Blogger David said...

I think it would depend mostly on whether there is anything you think you can gain from attending. Are you willing to make changes to your article based on feedback from the symposium attendees. If not, it would seem like a pretty expensive networking event.

1/14/2007 8:57 AM  
Blogger Jeffrey Harrison said...

Ok. as I understand it, your article will be published either way. I doubt going will be worth it unless, possibly, other participates are to comment on your paper specifically. I would also suggest considering not publishing it but waiting till you graduate and circulating it more broadly. (This depends on the reputations of others in the same journal issue.) I have seen many a young scholar "burn" a great idea by publishing it too quickly when he or she could develop it and publish it in a better journal. Everything gets published somewhere. If there are 180 law schools averaging 2 jounals publishing 10 article a year, there are 3600 slots. You risk little by waiting.

# [Information supplied]
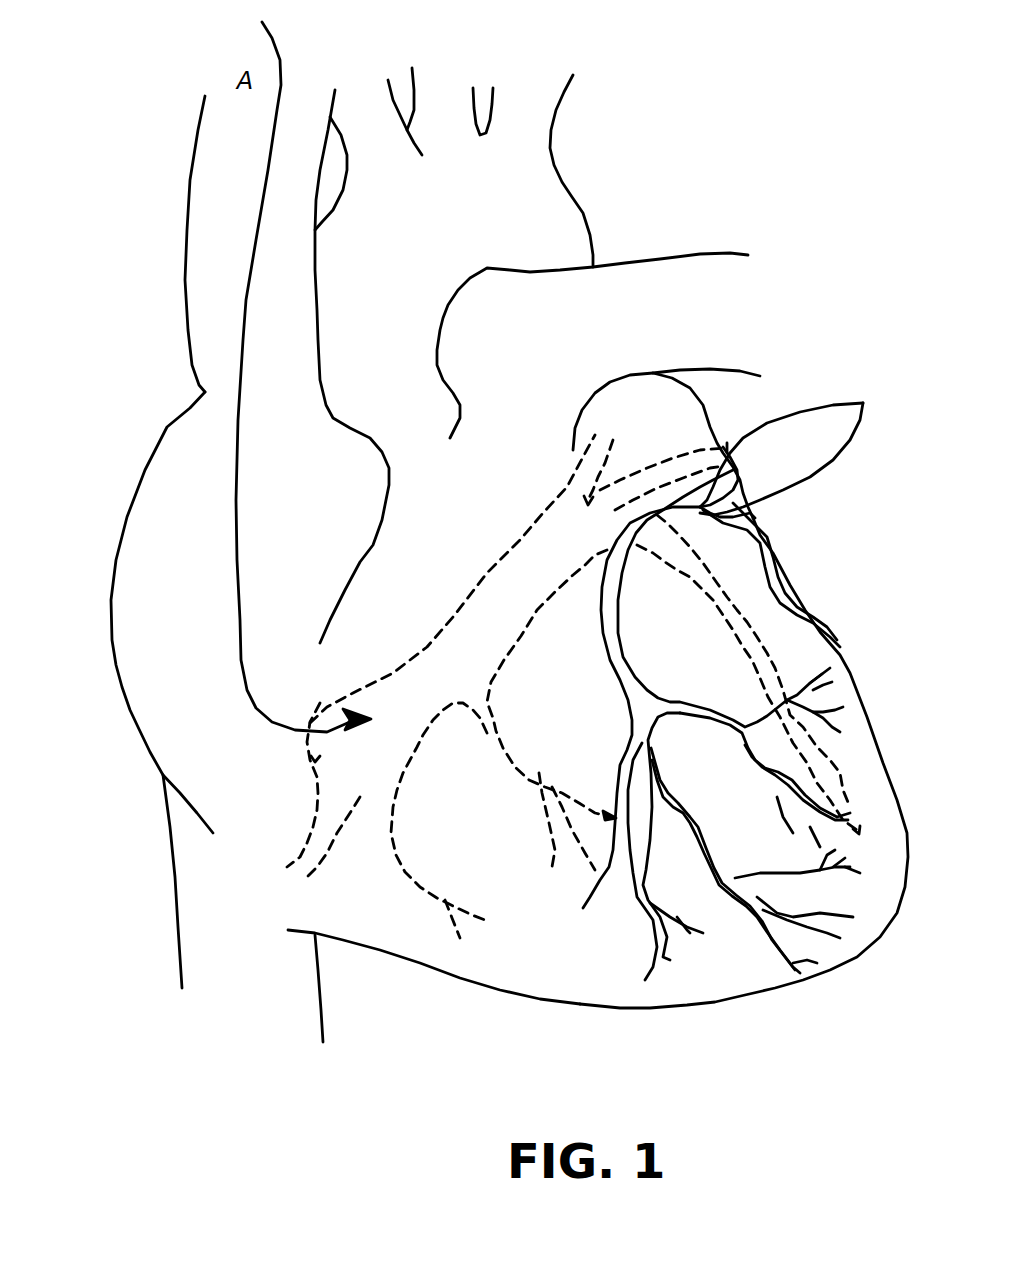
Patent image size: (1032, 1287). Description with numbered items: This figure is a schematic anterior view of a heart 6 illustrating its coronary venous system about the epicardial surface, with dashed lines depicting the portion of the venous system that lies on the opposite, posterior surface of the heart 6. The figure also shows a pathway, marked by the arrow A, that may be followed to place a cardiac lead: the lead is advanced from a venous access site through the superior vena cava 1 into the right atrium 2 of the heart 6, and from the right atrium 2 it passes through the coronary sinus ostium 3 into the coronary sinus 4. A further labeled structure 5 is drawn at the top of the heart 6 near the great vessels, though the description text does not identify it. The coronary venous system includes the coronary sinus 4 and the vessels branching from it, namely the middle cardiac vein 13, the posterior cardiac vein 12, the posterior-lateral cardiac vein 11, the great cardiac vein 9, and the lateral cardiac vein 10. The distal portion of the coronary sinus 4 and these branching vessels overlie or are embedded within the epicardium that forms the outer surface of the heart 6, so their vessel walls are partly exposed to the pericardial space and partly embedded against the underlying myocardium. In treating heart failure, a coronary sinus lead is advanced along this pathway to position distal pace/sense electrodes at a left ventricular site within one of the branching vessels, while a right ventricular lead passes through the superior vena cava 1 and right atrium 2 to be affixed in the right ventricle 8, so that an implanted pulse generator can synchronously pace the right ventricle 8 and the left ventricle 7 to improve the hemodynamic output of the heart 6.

# [Exercise]
Copy the symposium comments, beginning at "I think it would" and stopping after "Blogger Jeffrey Harrison said...", with "networking event" changed to "social gathering".

# [Right answer]
I think it would depend mostly on whether there is anything you think you can gain from attending. Are you willing to make changes to your article based on feedback from the symposium attendees. If not, it would seem like a pretty expensive social gathering.

1/14/2007 8:57 AM  
Blogger Jeffrey Harrison said...